▸ **Instruction**: Look at the entries below and reproduce them exactly.

[start]

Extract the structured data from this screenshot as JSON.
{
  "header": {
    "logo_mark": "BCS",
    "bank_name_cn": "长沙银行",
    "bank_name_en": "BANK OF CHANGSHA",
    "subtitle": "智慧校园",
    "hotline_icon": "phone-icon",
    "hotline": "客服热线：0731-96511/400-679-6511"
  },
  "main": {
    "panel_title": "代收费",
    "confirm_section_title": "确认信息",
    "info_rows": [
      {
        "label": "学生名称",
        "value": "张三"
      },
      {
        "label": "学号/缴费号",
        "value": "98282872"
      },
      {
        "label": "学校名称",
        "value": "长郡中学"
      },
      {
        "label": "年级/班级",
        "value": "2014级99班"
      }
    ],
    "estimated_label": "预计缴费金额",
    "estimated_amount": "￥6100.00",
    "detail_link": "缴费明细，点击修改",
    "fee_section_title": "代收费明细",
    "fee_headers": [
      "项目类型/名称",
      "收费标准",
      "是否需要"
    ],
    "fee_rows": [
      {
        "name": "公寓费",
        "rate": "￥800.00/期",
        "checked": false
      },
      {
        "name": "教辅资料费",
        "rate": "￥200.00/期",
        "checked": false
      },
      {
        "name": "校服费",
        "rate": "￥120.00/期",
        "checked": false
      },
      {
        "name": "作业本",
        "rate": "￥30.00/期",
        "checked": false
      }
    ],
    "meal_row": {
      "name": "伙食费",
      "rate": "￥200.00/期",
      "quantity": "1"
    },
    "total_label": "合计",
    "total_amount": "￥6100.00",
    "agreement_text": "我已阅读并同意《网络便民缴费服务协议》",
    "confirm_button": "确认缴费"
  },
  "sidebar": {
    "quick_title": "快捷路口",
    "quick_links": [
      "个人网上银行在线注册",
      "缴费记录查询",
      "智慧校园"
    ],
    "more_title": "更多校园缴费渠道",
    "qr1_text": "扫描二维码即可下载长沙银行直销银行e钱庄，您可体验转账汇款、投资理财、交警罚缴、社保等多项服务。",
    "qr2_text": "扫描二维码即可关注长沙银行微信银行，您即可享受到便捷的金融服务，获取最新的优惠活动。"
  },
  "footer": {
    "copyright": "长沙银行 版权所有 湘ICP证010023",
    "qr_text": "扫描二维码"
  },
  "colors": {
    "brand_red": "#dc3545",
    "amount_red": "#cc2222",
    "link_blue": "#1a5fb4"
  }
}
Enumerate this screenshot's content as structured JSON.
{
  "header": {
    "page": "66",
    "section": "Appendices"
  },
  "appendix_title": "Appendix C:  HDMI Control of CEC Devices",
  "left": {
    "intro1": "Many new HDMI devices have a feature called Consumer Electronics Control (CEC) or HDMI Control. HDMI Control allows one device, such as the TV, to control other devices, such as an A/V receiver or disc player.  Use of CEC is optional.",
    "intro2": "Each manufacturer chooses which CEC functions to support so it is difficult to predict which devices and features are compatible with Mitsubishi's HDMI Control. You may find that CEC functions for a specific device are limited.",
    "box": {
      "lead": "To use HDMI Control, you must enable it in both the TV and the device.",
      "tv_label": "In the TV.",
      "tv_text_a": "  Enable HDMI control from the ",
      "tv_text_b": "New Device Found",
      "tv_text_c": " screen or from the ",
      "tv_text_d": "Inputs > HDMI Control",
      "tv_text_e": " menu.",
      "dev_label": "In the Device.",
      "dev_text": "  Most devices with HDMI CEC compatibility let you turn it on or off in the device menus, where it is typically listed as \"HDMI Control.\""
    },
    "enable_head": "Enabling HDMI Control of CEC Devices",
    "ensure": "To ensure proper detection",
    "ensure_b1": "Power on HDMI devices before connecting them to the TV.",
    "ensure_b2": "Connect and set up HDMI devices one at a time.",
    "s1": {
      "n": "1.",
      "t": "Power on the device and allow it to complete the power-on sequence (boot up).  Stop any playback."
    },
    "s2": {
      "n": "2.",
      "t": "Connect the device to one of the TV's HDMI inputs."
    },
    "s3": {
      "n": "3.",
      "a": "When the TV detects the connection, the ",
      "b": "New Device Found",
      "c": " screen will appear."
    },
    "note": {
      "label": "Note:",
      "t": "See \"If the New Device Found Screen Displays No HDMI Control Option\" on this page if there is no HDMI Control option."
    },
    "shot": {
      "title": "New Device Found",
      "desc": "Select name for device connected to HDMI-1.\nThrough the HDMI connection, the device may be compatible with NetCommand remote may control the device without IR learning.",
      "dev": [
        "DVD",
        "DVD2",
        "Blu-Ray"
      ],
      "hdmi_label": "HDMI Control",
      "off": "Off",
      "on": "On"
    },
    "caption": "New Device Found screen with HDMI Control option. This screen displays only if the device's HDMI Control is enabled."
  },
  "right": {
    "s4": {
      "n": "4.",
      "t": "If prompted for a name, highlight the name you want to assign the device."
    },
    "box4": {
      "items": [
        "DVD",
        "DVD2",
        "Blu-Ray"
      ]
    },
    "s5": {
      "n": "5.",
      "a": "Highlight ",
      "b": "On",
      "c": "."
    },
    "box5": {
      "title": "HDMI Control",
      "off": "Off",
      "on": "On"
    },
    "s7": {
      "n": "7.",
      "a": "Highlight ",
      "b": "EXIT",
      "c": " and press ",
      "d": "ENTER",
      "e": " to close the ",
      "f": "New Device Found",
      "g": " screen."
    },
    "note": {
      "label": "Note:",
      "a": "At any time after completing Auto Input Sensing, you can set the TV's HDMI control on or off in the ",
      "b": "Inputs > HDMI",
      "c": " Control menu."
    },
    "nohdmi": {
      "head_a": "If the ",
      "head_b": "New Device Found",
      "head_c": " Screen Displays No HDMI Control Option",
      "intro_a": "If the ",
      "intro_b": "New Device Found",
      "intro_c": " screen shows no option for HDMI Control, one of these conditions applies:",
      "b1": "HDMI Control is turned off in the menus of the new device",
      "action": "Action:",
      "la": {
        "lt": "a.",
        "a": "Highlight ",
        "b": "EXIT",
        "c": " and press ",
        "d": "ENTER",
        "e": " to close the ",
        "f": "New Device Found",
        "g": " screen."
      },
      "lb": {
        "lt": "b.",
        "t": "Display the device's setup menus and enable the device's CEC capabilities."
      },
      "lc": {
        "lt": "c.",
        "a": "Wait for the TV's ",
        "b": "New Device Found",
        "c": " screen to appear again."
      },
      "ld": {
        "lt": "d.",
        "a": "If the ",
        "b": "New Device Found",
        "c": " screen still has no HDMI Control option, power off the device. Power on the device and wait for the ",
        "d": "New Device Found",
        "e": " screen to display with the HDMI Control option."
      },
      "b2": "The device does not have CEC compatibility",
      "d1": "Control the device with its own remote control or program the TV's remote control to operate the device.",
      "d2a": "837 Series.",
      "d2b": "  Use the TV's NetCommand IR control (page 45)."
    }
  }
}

[end]

▸ **Result of this exercise**:
Extract the structured data from this screenshot as JSON.
{
  "header": {
    "logo_mark": "BCS",
    "bank_name_cn": "长沙银行",
    "bank_name_en": "BANK OF CHANGSHA",
    "subtitle": "智慧校园",
    "hotline_icon": "phone-icon",
    "hotline": "客服热线：0731-96511/400-679-6511"
  },
  "main": {
    "panel_title": "代收费",
    "confirm_section_title": "确认信息",
    "info_rows": [
      {
        "label": "学生名称",
        "value": "张三"
      },
      {
        "label": "学号/缴费号",
        "value": "98282872"
      },
      {
        "label": "学校名称",
        "value": "长郡中学"
      },
      {
        "label": "年级/班级",
        "value": "2014级99班"
      }
    ],
    "estimated_label": "预计缴费金额",
    "estimated_amount": "￥6100.00",
    "detail_link": "缴费明细，点击修改",
    "fee_section_title": "代收费明细",
    "fee_headers": [
      "项目类型/名称",
      "收费标准",
      "是否需要"
    ],
    "fee_rows": [
      {
        "name": "公寓费",
        "rate": "￥800.00/期",
        "checked": false
      },
      {
        "name": "教辅资料费",
        "rate": "￥200.00/期",
        "checked": false
      },
      {
        "name": "校服费",
        "rate": "￥120.00/期",
        "checked": false
      },
      {
        "name": "作业本",
        "rate": "￥30.00/期",
        "checked": false
      }
    ],
    "meal_row": {
      "name": "伙食费",
      "rate": "￥200.00/期",
      "quantity": "1"
    },
    "total_label": "合计",
    "total_amount": "￥6100.00",
    "agreement_text": "我已阅读并同意《网络便民缴费服务协议》",
    "confirm_button": "确认缴费"
  },
  "sidebar": {
    "quick_title": "快捷路口",
    "quick_links": [
      "个人网上银行在线注册",
      "缴费记录查询",
      "智慧校园"
    ],
    "more_title": "更多校园缴费渠道",
    "qr1_text": "扫描二维码即可下载长沙银行直销银行e钱庄，您可体验转账汇款、投资理财、交警罚缴、社保等多项服务。",
    "qr2_text": "扫描二维码即可关注长沙银行微信银行，您即可享受到便捷的金融服务，获取最新的优惠活动。"
  },
  "footer": {
    "copyright": "长沙银行 版权所有 湘ICP证010023",
    "qr_text": "扫描二维码"
  },
  "colors": {
    "brand_red": "#dc3545",
    "amount_red": "#cc2222",
    "link_blue": "#1a5fb4"
  }
}
Enumerate this screenshot's content as structured JSON.
{
  "header": {
    "page": "66",
    "section": "Appendices"
  },
  "appendix_title": "Appendix C:  HDMI Control of CEC Devices",
  "left": {
    "intro1": "Many new HDMI devices have a feature called Consumer Electronics Control (CEC) or HDMI Control. HDMI Control allows one device, such as the TV, to control other devices, such as an A/V receiver or disc player.  Use of CEC is optional.",
    "intro2": "Each manufacturer chooses which CEC functions to support so it is difficult to predict which devices and features are compatible with Mitsubishi's HDMI Control. You may find that CEC functions for a specific device are limited.",
    "box": {
      "lead": "To use HDMI Control, you must enable it in both the TV and the device.",
      "tv_label": "In the TV.",
      "tv_text_a": "  Enable HDMI control from the ",
      "tv_text_b": "New Device Found",
      "tv_text_c": " screen or from the ",
      "tv_text_d": "Inputs > HDMI Control",
      "tv_text_e": " menu.",
      "dev_label": "In the Device.",
      "dev_text": "  Most devices with HDMI CEC compatibility let you turn it on or off in the device menus, where it is typically listed as \"HDMI Control.\""
    },
    "enable_head": "Enabling HDMI Control of CEC Devices",
    "ensure": "To ensure proper detection",
    "ensure_b1": "Power on HDMI devices before connecting them to the TV.",
    "ensure_b2": "Connect and set up HDMI devices one at a time.",
    "s1": {
      "n": "1.",
      "t": "Power on the device and allow it to complete the power-on sequence (boot up).  Stop any playback."
    },
    "s2": {
      "n": "2.",
      "t": "Connect the device to one of the TV's HDMI inputs."
    },
    "s3": {
      "n": "3.",
      "a": "When the TV detects the connection, the ",
      "b": "New Device Found",
      "c": " screen will appear."
    },
    "note": {
      "label": "Note:",
      "t": "See \"If the New Device Found Screen Displays No HDMI Control Option\" on this page if there is no HDMI Control option."
    },
    "shot": {
      "title": "New Device Found",
      "desc": "Select name for device connected to HDMI-1.\nThrough the HDMI connection, the device may be compatible with NetCommand remote may control the device without IR learning.",
      "dev": [
        "DVD",
        "DVD2",
        "Blu-Ray"
      ],
      "hdmi_label": "HDMI Control",
      "off": "Off",
      "on": "On"
    },
    "caption": "New Device Found screen with HDMI Control option. This screen displays only if the device's HDMI Control is enabled."
  },
  "right": {
    "s4": {
      "n": "4.",
      "t": "If prompted for a name, highlight the name you want to assign the device."
    },
    "box4": {
      "items": [
        "DVD",
        "DVD2",
        "Blu-Ray"
      ]
    },
    "s5": {
      "n": "5.",
      "a": "Highlight ",
      "b": "On",
      "c": "."
    },
    "box5": {
      "title": "HDMI Control",
      "off": "Off",
      "on": "On"
    },
    "s7": {
      "n": "7.",
      "a": "Highlight ",
      "b": "EXIT",
      "c": " and press ",
      "d": "ENTER",
      "e": " to close the ",
      "f": "New Device Found",
      "g": " screen."
    },
    "note": {
      "label": "Note:",
      "a": "At any time after completing Auto Input Sensing, you can set the TV's HDMI control on or off in the ",
      "b": "Inputs > HDMI",
      "c": " Control menu."
    },
    "nohdmi": {
      "head_a": "If the ",
      "head_b": "New Device Found",
      "head_c": " Screen Displays No HDMI Control Option",
      "intro_a": "If the ",
      "intro_b": "New Device Found",
      "intro_c": " screen shows no option for HDMI Control, one of these conditions applies:",
      "b1": "HDMI Control is turned off in the menus of the new device",
      "action": "Action:",
      "la": {
        "lt": "a.",
        "a": "Highlight ",
        "b": "EXIT",
        "c": " and press ",
        "d": "ENTER",
        "e": " to close the ",
        "f": "New Device Found",
        "g": " screen."
      },
      "lb": {
        "lt": "b.",
        "t": "Display the device's setup menus and enable the device's CEC capabilities."
      },
      "lc": {
        "lt": "c.",
        "a": "Wait for the TV's ",
        "b": "New Device Found",
        "c": " screen to appear again."
      },
      "ld": {
        "lt": "d.",
        "a": "If the ",
        "b": "New Device Found",
        "c": " screen still has no HDMI Control option, power off the device. Power on the device and wait for the ",
        "d": "New Device Found",
        "e": " screen to display with the HDMI Control option."
      },
      "b2": "The device does not have CEC compatibility",
      "d1": "Control the device with its own remote control or program the TV's remote control to operate the device.",
      "d2a": "837 Series.",
      "d2b": "  Use the TV's NetCommand IR control (page 45)."
    }
  }
}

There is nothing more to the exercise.